→ Input data
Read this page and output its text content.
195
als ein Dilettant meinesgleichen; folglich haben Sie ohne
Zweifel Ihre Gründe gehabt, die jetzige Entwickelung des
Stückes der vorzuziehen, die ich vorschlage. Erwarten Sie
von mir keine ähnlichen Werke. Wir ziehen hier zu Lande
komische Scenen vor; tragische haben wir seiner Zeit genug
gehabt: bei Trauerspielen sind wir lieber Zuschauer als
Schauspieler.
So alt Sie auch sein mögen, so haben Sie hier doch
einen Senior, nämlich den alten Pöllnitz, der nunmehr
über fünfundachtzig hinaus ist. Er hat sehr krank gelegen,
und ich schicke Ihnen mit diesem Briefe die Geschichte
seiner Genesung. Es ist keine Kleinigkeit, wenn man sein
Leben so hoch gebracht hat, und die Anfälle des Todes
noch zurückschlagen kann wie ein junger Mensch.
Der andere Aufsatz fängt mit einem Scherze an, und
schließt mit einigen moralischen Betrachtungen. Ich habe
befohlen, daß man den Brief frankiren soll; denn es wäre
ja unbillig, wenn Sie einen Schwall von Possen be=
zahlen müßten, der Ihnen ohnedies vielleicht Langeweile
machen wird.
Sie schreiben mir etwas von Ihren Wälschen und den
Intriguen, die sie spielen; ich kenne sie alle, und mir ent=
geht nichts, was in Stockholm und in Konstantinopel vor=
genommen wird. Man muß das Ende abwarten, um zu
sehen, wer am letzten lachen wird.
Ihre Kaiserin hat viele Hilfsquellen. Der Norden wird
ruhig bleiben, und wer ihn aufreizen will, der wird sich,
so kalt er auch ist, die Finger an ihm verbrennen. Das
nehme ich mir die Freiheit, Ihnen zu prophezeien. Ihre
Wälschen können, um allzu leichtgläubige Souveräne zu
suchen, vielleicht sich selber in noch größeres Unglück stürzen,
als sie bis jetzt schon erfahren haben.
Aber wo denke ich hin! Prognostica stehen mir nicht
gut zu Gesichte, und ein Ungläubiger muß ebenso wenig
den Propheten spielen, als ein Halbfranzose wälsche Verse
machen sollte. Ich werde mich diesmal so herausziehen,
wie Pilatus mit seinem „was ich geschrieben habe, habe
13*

→ Requirement
Each entry above needs to be output exactly.

→ Response below
Read this page and output its text content.
195
als ein Dilettant meinesgleichen; folglich haben Sie ohne
Zweifel Ihre Gründe gehabt, die jetzige Entwickelung des
Stückes der vorzuziehen, die ich vorschlage. Erwarten Sie
von mir keine ähnlichen Werke. Wir ziehen hier zu Lande
komische Scenen vor; tragische haben wir seiner Zeit genug
gehabt: bei Trauerspielen sind wir lieber Zuschauer als
Schauspieler.
So alt Sie auch sein mögen, so haben Sie hier doch
einen Senior, nämlich den alten Pöllnitz, der nunmehr
über fünfundachtzig hinaus ist. Er hat sehr krank gelegen,
und ich schicke Ihnen mit diesem Briefe die Geschichte
seiner Genesung. Es ist keine Kleinigkeit, wenn man sein
Leben so hoch gebracht hat, und die Anfälle des Todes
noch zurückschlagen kann wie ein junger Mensch.
Der andere Aufsatz fängt mit einem Scherze an, und
schließt mit einigen moralischen Betrachtungen. Ich habe
befohlen, daß man den Brief frankiren soll; denn es wäre
ja unbillig, wenn Sie einen Schwall von Possen be=
zahlen müßten, der Ihnen ohnedies vielleicht Langeweile
machen wird.
Sie schreiben mir etwas von Ihren Wälschen und den
Intriguen, die sie spielen; ich kenne sie alle, und mir ent=
geht nichts, was in Stockholm und in Konstantinopel vor=
genommen wird. Man muß das Ende abwarten, um zu
sehen, wer am letzten lachen wird.
Ihre Kaiserin hat viele Hilfsquellen. Der Norden wird
ruhig bleiben, und wer ihn aufreizen will, der wird sich,
so kalt er auch ist, die Finger an ihm verbrennen. Das
nehme ich mir die Freiheit, Ihnen zu prophezeien. Ihre
Wälschen können, um allzu leichtgläubige Souveräne zu
suchen, vielleicht sich selber in noch größeres Unglück stürzen,
als sie bis jetzt schon erfahren haben.
Aber wo denke ich hin! Prognostica stehen mir nicht
gut zu Gesichte, und ein Ungläubiger muß ebenso wenig
den Propheten spielen, als ein Halbfranzose wälsche Verse
machen sollte. Ich werde mich diesmal so herausziehen,
wie Pilatus mit seinem „was ich geschrieben habe, habe
13*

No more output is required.